# Task instructions
Search the listing below for "JSON". Copy each matching line.

==== Entries provided

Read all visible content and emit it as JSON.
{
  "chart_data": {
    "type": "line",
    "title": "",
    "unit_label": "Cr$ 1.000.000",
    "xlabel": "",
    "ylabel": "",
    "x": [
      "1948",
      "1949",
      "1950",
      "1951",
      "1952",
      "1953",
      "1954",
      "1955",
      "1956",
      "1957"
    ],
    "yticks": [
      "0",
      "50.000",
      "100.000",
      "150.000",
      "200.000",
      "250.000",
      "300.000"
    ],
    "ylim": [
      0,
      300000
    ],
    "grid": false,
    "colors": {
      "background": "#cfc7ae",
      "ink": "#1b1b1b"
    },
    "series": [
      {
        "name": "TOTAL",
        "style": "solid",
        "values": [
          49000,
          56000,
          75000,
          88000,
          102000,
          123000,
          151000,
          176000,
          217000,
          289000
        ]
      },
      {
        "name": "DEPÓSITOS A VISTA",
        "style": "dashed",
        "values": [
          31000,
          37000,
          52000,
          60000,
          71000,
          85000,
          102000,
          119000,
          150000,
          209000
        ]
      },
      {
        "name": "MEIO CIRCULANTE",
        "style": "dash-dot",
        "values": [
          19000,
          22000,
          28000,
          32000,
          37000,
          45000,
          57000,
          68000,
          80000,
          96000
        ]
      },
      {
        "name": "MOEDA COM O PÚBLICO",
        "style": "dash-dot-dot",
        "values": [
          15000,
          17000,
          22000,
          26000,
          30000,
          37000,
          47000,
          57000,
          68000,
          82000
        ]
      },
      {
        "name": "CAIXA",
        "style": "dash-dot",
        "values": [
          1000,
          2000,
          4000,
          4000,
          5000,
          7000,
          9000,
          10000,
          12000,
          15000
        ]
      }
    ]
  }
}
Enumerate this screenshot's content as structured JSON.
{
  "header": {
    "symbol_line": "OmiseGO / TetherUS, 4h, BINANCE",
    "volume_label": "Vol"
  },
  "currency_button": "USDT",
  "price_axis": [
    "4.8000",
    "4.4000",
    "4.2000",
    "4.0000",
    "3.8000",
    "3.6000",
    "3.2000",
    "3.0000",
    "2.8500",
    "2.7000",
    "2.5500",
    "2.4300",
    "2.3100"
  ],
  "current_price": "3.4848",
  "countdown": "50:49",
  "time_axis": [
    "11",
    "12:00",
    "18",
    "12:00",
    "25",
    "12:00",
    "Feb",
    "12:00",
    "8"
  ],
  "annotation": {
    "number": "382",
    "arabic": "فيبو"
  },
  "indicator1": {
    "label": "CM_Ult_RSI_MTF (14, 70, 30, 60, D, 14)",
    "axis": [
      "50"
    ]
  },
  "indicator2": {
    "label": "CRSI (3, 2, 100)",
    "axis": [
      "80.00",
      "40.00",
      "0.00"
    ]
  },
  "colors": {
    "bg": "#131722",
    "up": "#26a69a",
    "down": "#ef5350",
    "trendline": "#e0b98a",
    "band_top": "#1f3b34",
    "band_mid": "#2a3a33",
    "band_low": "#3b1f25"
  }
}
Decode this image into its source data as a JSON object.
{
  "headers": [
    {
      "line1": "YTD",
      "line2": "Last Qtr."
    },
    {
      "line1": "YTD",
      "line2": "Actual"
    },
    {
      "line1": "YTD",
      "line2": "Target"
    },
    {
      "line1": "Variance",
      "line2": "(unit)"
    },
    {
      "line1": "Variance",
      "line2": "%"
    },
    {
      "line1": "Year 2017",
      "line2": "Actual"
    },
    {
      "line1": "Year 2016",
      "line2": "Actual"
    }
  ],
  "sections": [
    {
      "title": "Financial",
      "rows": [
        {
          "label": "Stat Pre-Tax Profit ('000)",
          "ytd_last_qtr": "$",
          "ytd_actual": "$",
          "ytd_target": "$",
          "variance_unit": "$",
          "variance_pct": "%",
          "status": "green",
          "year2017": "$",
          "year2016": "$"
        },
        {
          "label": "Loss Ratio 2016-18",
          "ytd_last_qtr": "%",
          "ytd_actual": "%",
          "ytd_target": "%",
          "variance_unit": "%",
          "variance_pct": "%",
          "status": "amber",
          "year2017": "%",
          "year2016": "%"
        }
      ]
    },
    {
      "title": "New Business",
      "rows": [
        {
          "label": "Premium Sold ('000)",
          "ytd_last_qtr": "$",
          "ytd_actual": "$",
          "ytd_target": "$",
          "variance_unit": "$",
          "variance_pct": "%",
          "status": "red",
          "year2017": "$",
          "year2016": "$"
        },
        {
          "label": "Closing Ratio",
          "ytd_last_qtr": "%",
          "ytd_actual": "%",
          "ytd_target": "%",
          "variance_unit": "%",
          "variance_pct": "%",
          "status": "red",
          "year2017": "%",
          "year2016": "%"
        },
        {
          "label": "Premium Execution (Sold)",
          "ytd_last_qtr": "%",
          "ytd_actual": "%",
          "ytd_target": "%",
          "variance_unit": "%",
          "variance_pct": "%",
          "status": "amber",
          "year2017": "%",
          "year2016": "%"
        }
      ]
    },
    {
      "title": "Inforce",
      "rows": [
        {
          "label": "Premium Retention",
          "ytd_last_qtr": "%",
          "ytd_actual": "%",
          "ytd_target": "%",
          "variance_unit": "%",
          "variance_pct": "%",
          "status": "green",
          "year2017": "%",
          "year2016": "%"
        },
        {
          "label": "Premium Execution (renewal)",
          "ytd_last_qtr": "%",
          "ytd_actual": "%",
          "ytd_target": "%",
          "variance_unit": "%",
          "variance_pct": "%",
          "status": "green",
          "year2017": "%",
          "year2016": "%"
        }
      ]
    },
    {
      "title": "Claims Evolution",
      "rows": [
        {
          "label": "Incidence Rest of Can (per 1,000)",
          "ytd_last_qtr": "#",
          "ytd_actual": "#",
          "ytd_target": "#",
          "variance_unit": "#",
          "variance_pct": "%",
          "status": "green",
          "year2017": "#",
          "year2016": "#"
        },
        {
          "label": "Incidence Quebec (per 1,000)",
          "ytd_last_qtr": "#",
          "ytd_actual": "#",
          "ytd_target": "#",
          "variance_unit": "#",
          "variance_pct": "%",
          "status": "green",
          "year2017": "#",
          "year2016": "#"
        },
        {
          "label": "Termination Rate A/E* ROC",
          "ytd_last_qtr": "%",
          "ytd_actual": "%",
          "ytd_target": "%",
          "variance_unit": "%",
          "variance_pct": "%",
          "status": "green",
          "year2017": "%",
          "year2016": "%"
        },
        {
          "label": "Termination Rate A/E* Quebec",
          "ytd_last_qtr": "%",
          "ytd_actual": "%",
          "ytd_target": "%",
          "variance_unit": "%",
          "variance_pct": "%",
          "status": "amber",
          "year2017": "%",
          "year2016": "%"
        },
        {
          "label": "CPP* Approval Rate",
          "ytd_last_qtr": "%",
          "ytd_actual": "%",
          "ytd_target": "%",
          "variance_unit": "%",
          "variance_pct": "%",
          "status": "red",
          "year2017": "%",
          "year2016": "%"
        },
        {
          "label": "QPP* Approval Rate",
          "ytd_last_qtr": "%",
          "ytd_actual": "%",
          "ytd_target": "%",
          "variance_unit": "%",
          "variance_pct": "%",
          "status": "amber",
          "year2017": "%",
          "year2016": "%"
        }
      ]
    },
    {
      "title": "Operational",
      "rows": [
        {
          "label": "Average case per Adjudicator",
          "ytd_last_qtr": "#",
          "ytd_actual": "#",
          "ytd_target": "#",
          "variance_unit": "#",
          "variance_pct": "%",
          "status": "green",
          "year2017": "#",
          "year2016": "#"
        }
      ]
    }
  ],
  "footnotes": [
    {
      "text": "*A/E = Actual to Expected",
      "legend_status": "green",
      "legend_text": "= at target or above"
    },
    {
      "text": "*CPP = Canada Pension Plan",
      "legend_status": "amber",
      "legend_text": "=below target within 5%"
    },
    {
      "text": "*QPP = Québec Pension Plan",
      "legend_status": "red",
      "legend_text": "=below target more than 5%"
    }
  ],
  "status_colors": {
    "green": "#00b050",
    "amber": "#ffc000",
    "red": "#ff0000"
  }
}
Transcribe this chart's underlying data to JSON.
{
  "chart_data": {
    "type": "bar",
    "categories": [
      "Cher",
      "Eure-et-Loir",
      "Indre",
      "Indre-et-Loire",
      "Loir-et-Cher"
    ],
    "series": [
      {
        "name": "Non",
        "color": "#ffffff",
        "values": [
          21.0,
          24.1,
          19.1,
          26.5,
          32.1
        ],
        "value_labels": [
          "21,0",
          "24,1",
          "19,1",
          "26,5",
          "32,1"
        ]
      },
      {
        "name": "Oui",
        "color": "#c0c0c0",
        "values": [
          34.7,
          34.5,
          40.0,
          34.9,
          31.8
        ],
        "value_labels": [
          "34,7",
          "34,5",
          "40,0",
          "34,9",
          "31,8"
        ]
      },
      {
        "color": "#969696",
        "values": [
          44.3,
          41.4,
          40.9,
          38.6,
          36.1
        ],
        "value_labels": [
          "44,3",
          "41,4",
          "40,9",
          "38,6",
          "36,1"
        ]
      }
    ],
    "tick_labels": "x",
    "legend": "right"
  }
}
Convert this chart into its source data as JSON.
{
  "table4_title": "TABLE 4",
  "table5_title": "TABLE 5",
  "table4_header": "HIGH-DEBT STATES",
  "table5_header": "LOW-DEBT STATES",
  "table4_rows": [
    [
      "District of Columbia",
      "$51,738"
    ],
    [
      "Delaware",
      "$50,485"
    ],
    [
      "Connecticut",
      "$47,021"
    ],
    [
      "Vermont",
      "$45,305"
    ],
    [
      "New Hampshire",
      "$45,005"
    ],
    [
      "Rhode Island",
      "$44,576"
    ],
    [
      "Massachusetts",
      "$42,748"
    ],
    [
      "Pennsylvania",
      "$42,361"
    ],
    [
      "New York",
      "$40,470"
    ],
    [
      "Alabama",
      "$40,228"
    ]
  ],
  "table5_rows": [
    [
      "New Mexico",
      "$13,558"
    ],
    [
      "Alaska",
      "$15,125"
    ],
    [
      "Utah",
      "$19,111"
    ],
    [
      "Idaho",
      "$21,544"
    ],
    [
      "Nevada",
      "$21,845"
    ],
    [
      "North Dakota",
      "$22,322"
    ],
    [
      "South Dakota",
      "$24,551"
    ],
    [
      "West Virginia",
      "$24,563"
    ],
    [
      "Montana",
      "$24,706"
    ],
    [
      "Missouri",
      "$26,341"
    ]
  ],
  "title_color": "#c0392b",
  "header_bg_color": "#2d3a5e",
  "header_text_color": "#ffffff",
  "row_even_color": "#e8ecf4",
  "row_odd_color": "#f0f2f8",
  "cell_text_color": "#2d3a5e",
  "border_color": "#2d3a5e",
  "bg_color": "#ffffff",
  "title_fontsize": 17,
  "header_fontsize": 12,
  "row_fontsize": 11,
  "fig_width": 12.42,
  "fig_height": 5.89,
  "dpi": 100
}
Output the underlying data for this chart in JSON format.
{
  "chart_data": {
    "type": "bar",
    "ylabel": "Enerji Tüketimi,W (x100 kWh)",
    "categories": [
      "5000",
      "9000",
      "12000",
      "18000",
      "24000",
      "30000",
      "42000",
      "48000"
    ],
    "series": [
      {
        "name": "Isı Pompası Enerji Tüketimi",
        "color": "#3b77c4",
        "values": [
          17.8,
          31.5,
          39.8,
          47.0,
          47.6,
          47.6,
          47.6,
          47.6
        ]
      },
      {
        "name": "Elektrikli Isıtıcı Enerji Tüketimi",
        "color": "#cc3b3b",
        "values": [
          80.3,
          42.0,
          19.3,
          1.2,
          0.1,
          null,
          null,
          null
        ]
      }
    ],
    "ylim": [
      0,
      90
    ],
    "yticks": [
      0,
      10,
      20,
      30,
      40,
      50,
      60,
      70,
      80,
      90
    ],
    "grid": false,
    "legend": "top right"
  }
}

========

# Reply to the exercise
Read all visible content and emit it as JSON.
Enumerate this screenshot's content as structured JSON.
Decode this image into its source data as a JSON object.
Transcribe this chart's underlying data to JSON.
Convert this chart into its source data as JSON.
Output the underlying data for this chart in JSON format.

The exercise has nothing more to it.